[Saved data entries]

——

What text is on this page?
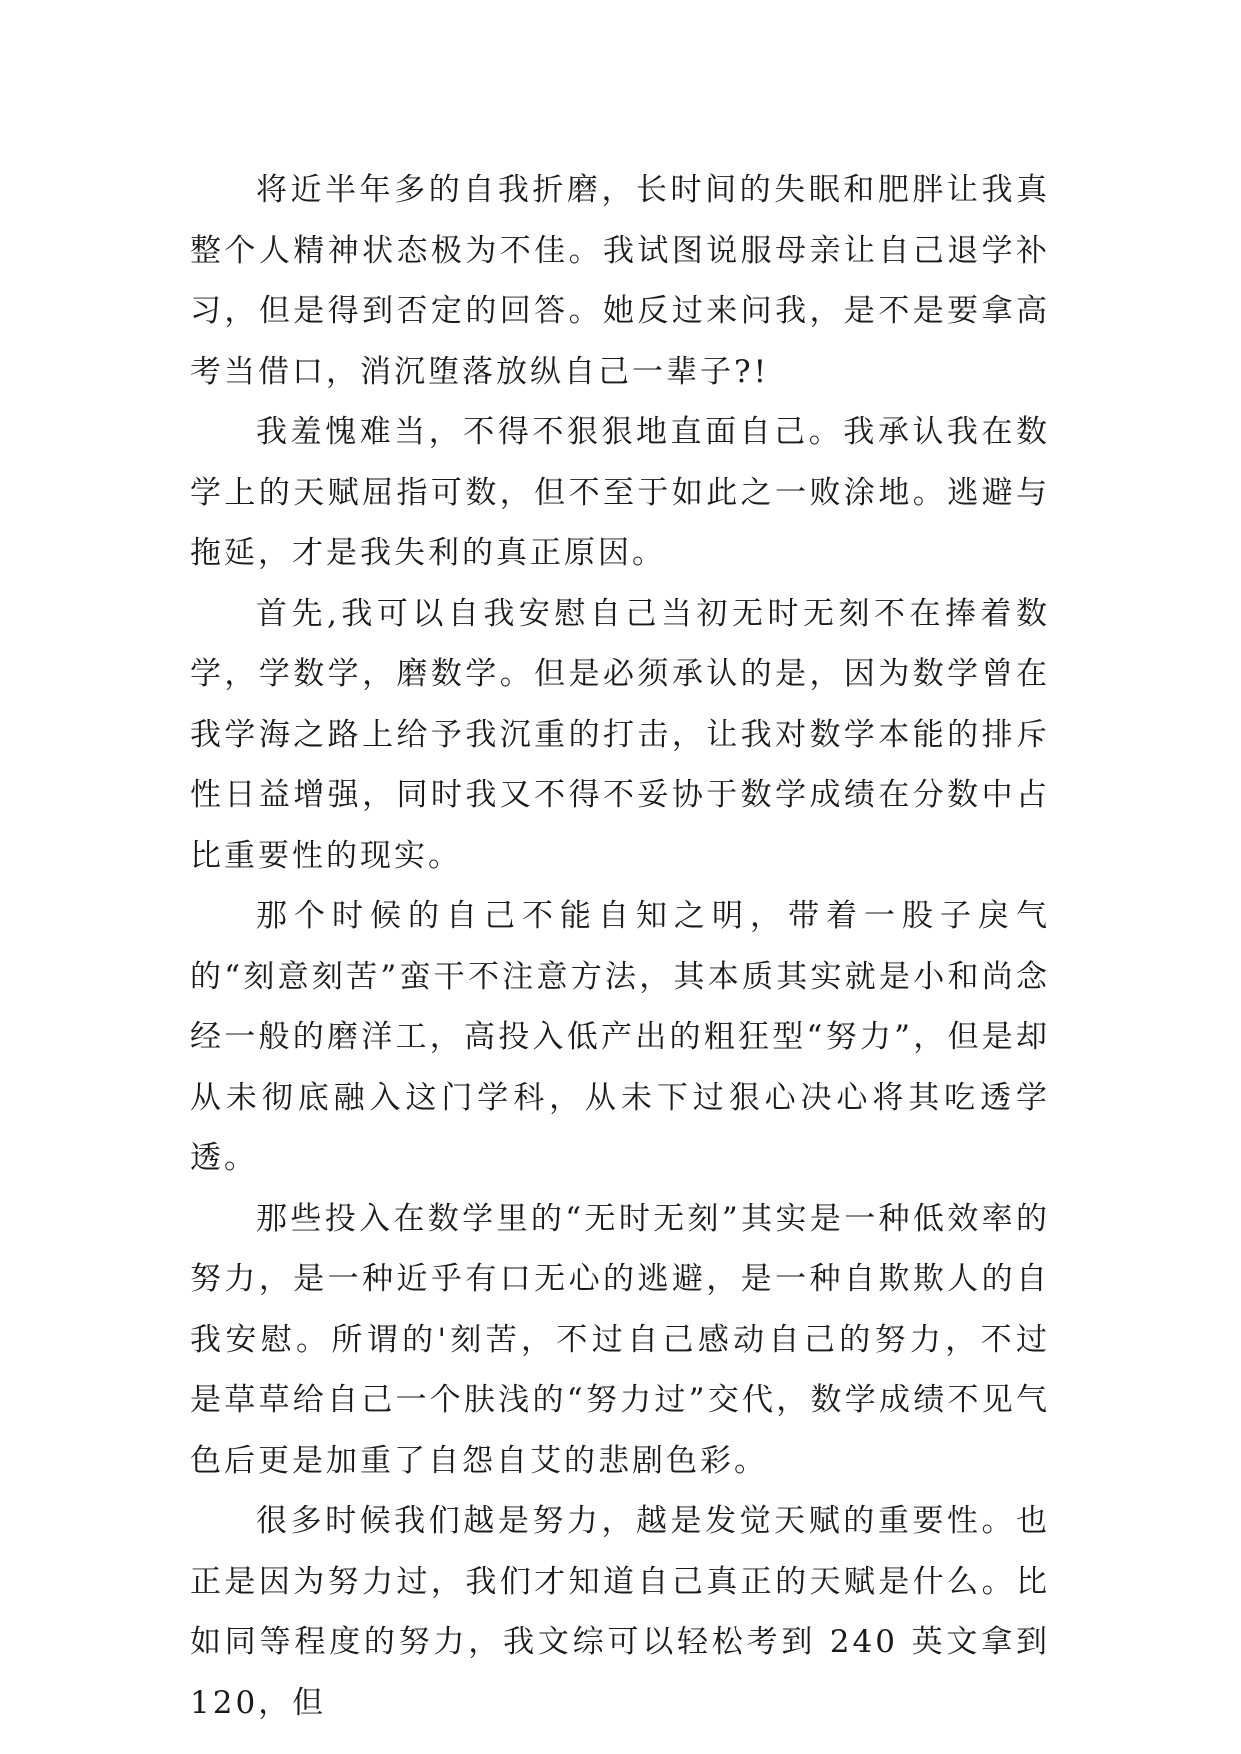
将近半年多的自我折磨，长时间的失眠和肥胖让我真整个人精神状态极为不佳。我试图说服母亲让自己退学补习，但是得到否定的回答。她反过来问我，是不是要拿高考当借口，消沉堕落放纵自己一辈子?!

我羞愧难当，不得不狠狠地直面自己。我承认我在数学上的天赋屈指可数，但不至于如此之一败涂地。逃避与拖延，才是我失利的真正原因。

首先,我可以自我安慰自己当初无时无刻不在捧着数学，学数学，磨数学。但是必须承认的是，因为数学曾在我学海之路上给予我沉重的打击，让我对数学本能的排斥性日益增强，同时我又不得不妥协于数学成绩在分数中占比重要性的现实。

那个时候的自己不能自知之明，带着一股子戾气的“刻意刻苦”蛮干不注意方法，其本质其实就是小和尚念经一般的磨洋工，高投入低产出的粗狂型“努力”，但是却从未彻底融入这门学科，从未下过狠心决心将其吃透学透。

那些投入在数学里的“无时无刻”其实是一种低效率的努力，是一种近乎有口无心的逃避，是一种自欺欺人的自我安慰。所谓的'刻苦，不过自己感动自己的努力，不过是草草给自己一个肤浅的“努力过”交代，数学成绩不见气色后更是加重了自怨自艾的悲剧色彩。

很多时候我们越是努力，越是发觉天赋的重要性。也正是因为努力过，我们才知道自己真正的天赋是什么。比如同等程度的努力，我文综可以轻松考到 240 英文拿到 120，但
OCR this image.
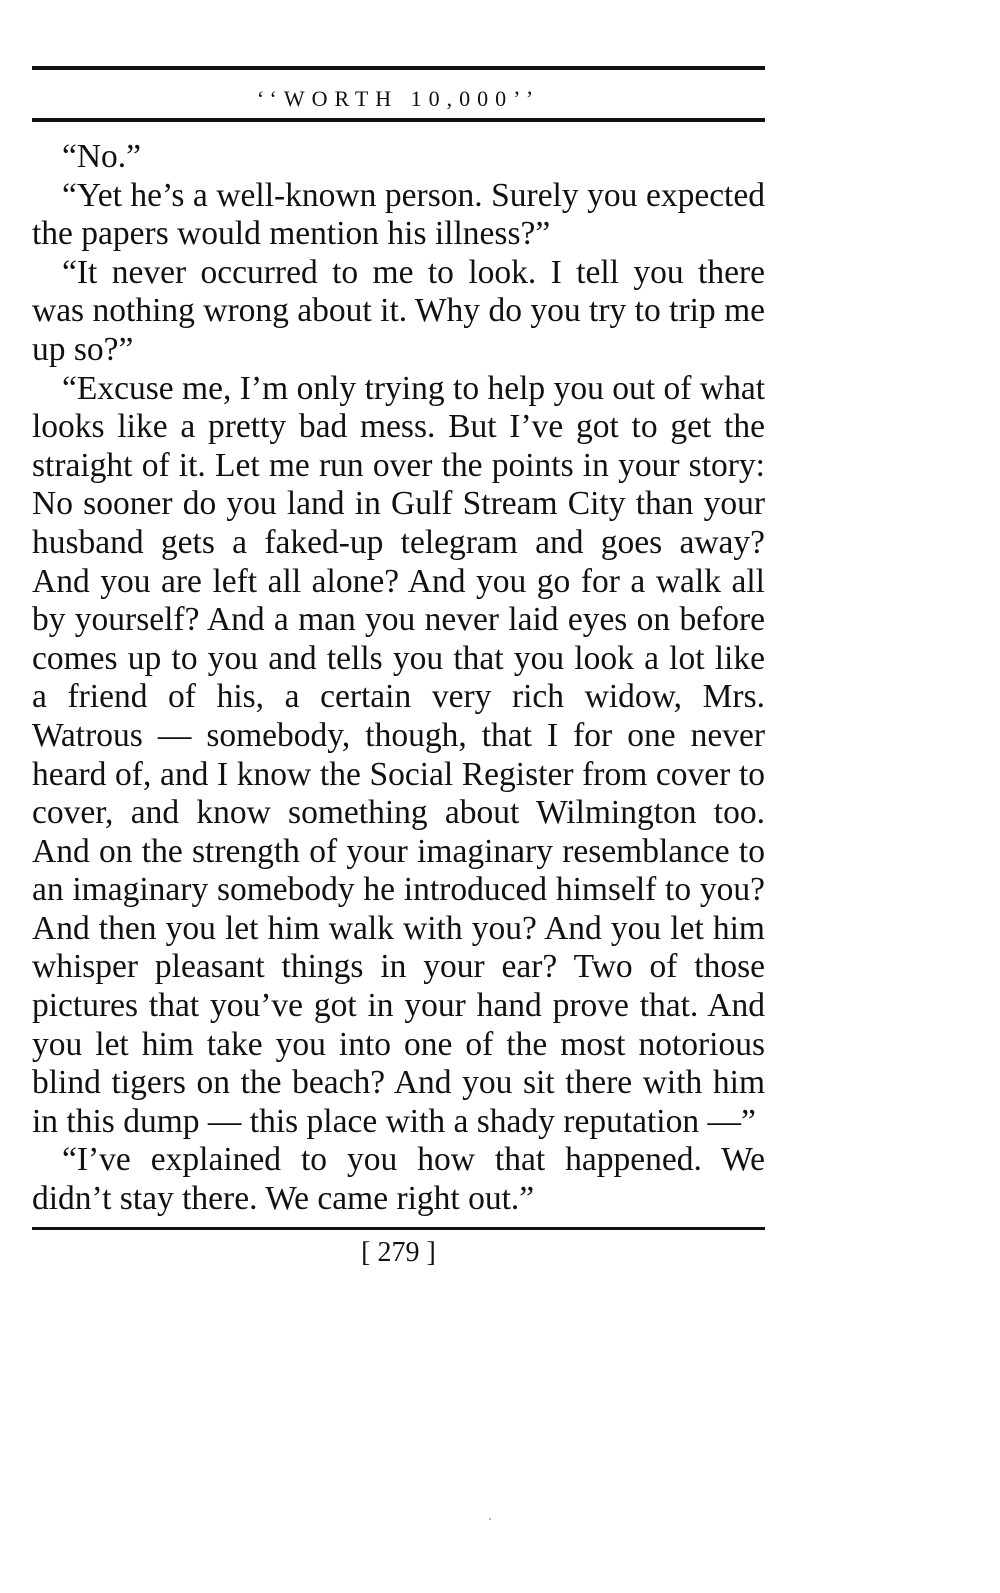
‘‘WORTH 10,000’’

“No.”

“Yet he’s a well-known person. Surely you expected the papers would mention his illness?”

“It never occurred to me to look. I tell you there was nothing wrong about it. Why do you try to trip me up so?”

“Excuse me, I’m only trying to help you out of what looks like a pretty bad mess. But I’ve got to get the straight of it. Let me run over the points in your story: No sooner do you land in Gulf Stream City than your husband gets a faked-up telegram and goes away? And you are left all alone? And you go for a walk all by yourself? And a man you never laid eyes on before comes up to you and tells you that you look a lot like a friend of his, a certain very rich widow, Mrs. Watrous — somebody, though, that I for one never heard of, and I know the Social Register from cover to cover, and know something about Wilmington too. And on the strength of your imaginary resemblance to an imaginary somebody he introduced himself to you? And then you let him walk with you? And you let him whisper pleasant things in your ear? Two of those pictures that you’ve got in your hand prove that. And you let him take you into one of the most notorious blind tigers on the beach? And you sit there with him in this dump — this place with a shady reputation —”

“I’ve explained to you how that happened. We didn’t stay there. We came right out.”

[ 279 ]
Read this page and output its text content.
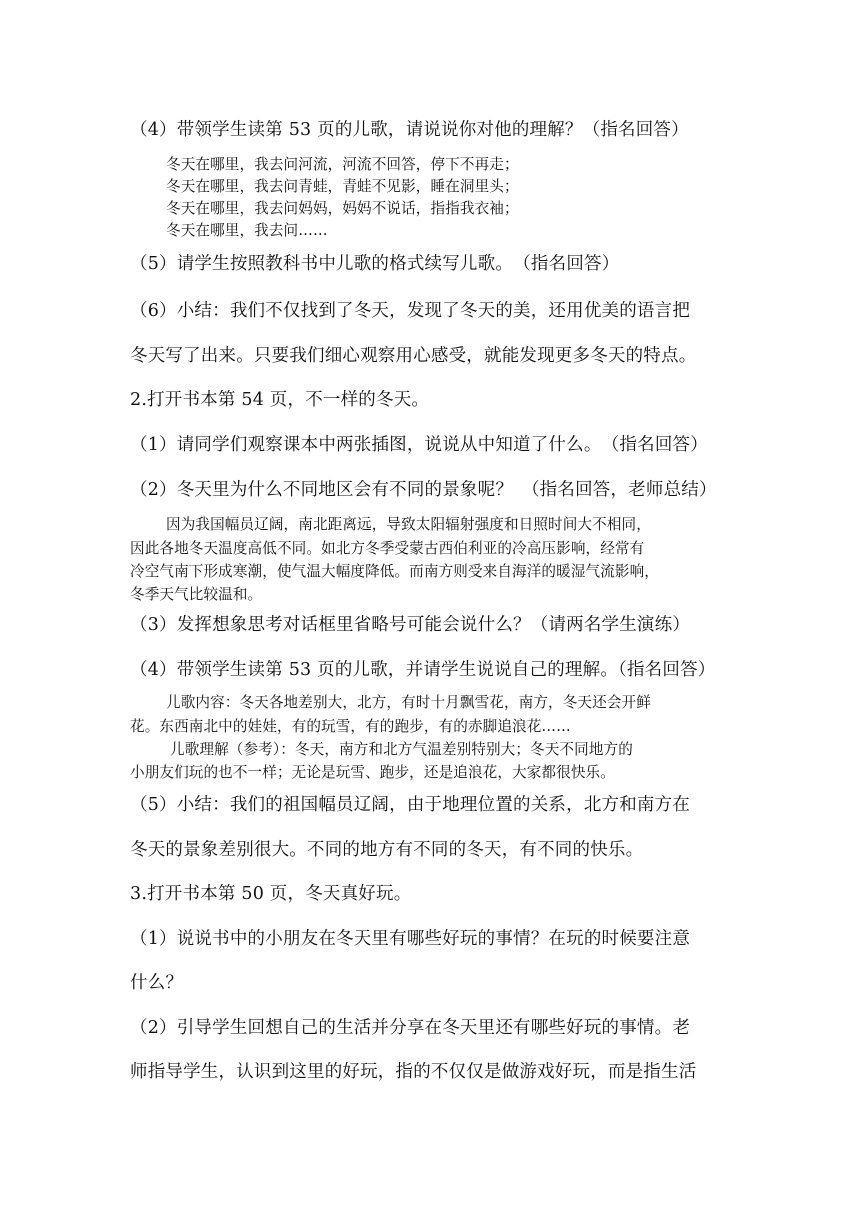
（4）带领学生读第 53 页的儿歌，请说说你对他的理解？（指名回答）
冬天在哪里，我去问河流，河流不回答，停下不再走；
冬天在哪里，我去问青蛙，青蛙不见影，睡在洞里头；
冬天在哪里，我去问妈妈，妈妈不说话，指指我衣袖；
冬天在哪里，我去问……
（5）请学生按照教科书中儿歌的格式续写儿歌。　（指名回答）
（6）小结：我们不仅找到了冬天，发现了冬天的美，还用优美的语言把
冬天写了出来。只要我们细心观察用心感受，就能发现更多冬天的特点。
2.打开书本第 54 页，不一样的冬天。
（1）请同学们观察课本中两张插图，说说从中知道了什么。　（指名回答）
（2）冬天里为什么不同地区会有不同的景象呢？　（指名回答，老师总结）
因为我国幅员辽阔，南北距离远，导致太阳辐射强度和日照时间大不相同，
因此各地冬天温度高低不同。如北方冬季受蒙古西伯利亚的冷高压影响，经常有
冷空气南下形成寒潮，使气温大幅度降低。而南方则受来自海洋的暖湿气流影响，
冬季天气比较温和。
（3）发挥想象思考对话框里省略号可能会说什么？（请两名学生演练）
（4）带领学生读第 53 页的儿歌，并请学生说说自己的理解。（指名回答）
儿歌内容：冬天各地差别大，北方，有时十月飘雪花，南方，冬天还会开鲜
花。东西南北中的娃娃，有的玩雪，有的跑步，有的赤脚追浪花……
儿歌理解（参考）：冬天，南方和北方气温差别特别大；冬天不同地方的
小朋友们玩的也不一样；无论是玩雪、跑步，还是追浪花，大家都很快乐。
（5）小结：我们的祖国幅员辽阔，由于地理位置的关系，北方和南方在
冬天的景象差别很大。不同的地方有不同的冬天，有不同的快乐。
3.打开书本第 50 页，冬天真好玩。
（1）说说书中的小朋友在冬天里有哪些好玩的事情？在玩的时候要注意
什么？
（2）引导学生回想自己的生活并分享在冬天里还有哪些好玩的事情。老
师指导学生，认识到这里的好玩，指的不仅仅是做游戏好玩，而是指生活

——

# [EXERCISE BRIEF]
Copy the material above in full and exactly, skipping pictures.

# [FINISHED EXERCISE]
What text is on this page?
将近半年多的自我折磨，长时间的失眠和肥胖让我真整个人精神状态极为不佳。我试图说服母亲让自己退学补习，但是得到否定的回答。她反过来问我，是不是要拿高考当借口，消沉堕落放纵自己一辈子?!

我羞愧难当，不得不狠狠地直面自己。我承认我在数学上的天赋屈指可数，但不至于如此之一败涂地。逃避与拖延，才是我失利的真正原因。

首先,我可以自我安慰自己当初无时无刻不在捧着数学，学数学，磨数学。但是必须承认的是，因为数学曾在我学海之路上给予我沉重的打击，让我对数学本能的排斥性日益增强，同时我又不得不妥协于数学成绩在分数中占比重要性的现实。

那个时候的自己不能自知之明，带着一股子戾气的“刻意刻苦”蛮干不注意方法，其本质其实就是小和尚念经一般的磨洋工，高投入低产出的粗狂型“努力”，但是却从未彻底融入这门学科，从未下过狠心决心将其吃透学透。

那些投入在数学里的“无时无刻”其实是一种低效率的努力，是一种近乎有口无心的逃避，是一种自欺欺人的自我安慰。所谓的'刻苦，不过自己感动自己的努力，不过是草草给自己一个肤浅的“努力过”交代，数学成绩不见气色后更是加重了自怨自艾的悲剧色彩。

很多时候我们越是努力，越是发觉天赋的重要性。也正是因为努力过，我们才知道自己真正的天赋是什么。比如同等程度的努力，我文综可以轻松考到 240 英文拿到 120，但
OCR this image.
‘‘WORTH 10,000’’

“No.”

“Yet he’s a well-known person. Surely you expected the papers would mention his illness?”

“It never occurred to me to look. I tell you there was nothing wrong about it. Why do you try to trip me up so?”

“Excuse me, I’m only trying to help you out of what looks like a pretty bad mess. But I’ve got to get the straight of it. Let me run over the points in your story: No sooner do you land in Gulf Stream City than your husband gets a faked-up telegram and goes away? And you are left all alone? And you go for a walk all by yourself? And a man you never laid eyes on before comes up to you and tells you that you look a lot like a friend of his, a certain very rich widow, Mrs. Watrous — somebody, though, that I for one never heard of, and I know the Social Register from cover to cover, and know something about Wilmington too. And on the strength of your imaginary resemblance to an imaginary somebody he introduced himself to you? And then you let him walk with you? And you let him whisper pleasant things in your ear? Two of those pictures that you’ve got in your hand prove that. And you let him take you into one of the most notorious blind tigers on the beach? And you sit there with him in this dump — this place with a shady reputation —”

“I’ve explained to you how that happened. We didn’t stay there. We came right out.”

[ 279 ]
Read this page and output its text content.
（4）带领学生读第 53 页的儿歌，请说说你对他的理解？（指名回答）
冬天在哪里，我去问河流，河流不回答，停下不再走；
冬天在哪里，我去问青蛙，青蛙不见影，睡在洞里头；
冬天在哪里，我去问妈妈，妈妈不说话，指指我衣袖；
冬天在哪里，我去问……
（5）请学生按照教科书中儿歌的格式续写儿歌。　（指名回答）
（6）小结：我们不仅找到了冬天，发现了冬天的美，还用优美的语言把
冬天写了出来。只要我们细心观察用心感受，就能发现更多冬天的特点。
2.打开书本第 54 页，不一样的冬天。
（1）请同学们观察课本中两张插图，说说从中知道了什么。　（指名回答）
（2）冬天里为什么不同地区会有不同的景象呢？　（指名回答，老师总结）
因为我国幅员辽阔，南北距离远，导致太阳辐射强度和日照时间大不相同，
因此各地冬天温度高低不同。如北方冬季受蒙古西伯利亚的冷高压影响，经常有
冷空气南下形成寒潮，使气温大幅度降低。而南方则受来自海洋的暖湿气流影响，
冬季天气比较温和。
（3）发挥想象思考对话框里省略号可能会说什么？（请两名学生演练）
（4）带领学生读第 53 页的儿歌，并请学生说说自己的理解。（指名回答）
儿歌内容：冬天各地差别大，北方，有时十月飘雪花，南方，冬天还会开鲜
花。东西南北中的娃娃，有的玩雪，有的跑步，有的赤脚追浪花……
儿歌理解（参考）：冬天，南方和北方气温差别特别大；冬天不同地方的
小朋友们玩的也不一样；无论是玩雪、跑步，还是追浪花，大家都很快乐。
（5）小结：我们的祖国幅员辽阔，由于地理位置的关系，北方和南方在
冬天的景象差别很大。不同的地方有不同的冬天，有不同的快乐。
3.打开书本第 50 页，冬天真好玩。
（1）说说书中的小朋友在冬天里有哪些好玩的事情？在玩的时候要注意
什么？
（2）引导学生回想自己的生活并分享在冬天里还有哪些好玩的事情。老
师指导学生，认识到这里的好玩，指的不仅仅是做游戏好玩，而是指生活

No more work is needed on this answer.